Tarefa escrita a |
Reescreva como uma lista JSON de strings o trecho dos registros que começa no início dos registros e termina na linha que contém "- legend-label: Empresa menos", com ambas as pontas incluídas: uma string por linha, sem as linhas em branco. Deixe as imagens fora da resposta.

Página |
Reduzindo as Mentes, por Marcia Denser

Reduzindo as Mentes

por Marcia Denser

A crescente mediocrização da sociedade contemporânea, que suscita um aprofundamento da questão, coincidiu com a leitura dum texto que vai de encontro a este objetivo: trata-se da obra do filósofo francês Dany-Robert Dufour, professor da Universidade de Paris-VIII, L’art de réduire les têtes, editora Denoël, Paris, 2005 (já tem tradução brasileira, A Arte de Reduzir as Cabeças, Companhia de Freud, 2009) que, confirmando as teses de Paulo Arantes e Chico de Oliveira, aponta a extinção do pensamento como ponto de chegada da ideologia neoliberal.

Pensando bem, não podia ser diferente: para manter a agenda destrutiva do capitalismo e manter-se no poder só mesmo imbecilizando o resto da humanidade.

Para Dufour (e para qualquer pessoa que raciocine com relativo bom senso) estamos vivendo um tempo novo, o do capitalismo total, que não se interessa mais só pelos bens e sua capitalização, que não se contenta mais com um controle social dos corpos, mas visa também, sob a aparência de liberdade, a uma profunda reestruturação das mentes.

Tudo deve agora entrar no mundo da mercadoria, todas as regiões e todas as atividades do mundo, inclusive os mecanismos de subjetivação. É por isso que, diante desse perigo absoluto, a hora é de resistência, de todas as formas de resistência que defendam a cultura – em sua diversidade – e a civilização – em suas conquistas.

O pleno desenvolvimento da razão instrumental (a técnica), inerente ao capitalismo, resulta num déficit da razão pura (a faculdade de julgar a priori o que é verdadeiro ou falso, o bem ou o mal). É precisamente este traço que caracteriza a virada pós-moderna: o momento em que o capitalismo, depois de ter subjugado tudo, empenha-se na “redução das cabeças”.

Assistimos atualmente à destruição do duplo sujeito que teve origem na modernidade, o sujeito crítico (kantiano) e o sujeito neurótico (freudiano) – a que se deve acrescentar o sujeito marxista – e vemos instalar-se um novo, o “sujeito pós-moderno”.

Extrato de dados |
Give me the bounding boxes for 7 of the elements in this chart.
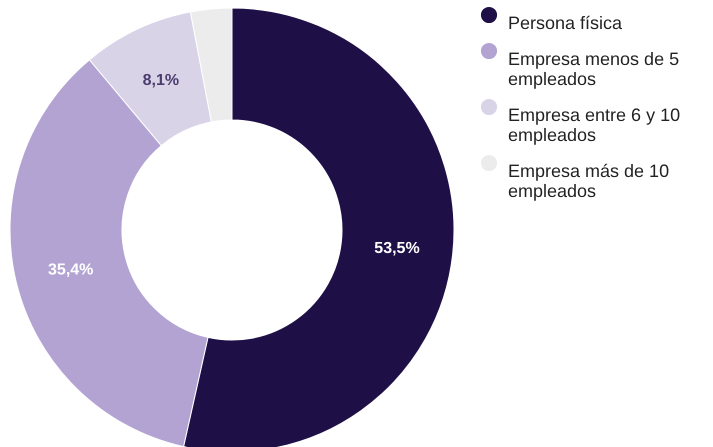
- data-label: 53,5%: [374, 240, 420, 258]
- legend-label: Persona física: [508, 13, 624, 33]
- data-label: 8,1%: [142, 72, 180, 90]
- legend-label: Empresa entre 6 y 10 empleados: [508, 105, 680, 145]
- data-label: 35,4%: [48, 261, 94, 278]
- legend-label: Empresa menos de 5 empleados: [508, 49, 680, 89]
- legend-label: Empresa más de 10 empleados: [508, 161, 670, 201]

Tarefa escrita b |
Traduza para o inglês esta frase do texto sobre a redução das mentes: "Pensando bem, não podia ser diferente: para manter a agenda destrutiva do capitalismo e manter-se no poder só mesmo imbecilizando o resto da humanidade."

Resposta esperada a |
[
  "Give me the bounding boxes for 7 of the elements in this chart.",
  "- data-label: 53,5%: [374, 240, 420, 258]",
  "- legend-label: Persona física: [508, 13, 624, 33]",
  "- data-label: 8,1%: [142, 72, 180, 90]",
  "- legend-label: Empresa entre 6 y 10 empleados: [508, 105, 680, 145]",
  "- data-label: 35,4%: [48, 261, 94, 278]",
  "- legend-label: Empresa menos de 5 empleados: [508, 49, 680, 89]"
]

Resposta esperada b |
On reflection, it could not have been otherwise: to maintain capitalism's destructive agenda and stay in power, the only way was to dumb down the rest of humanity.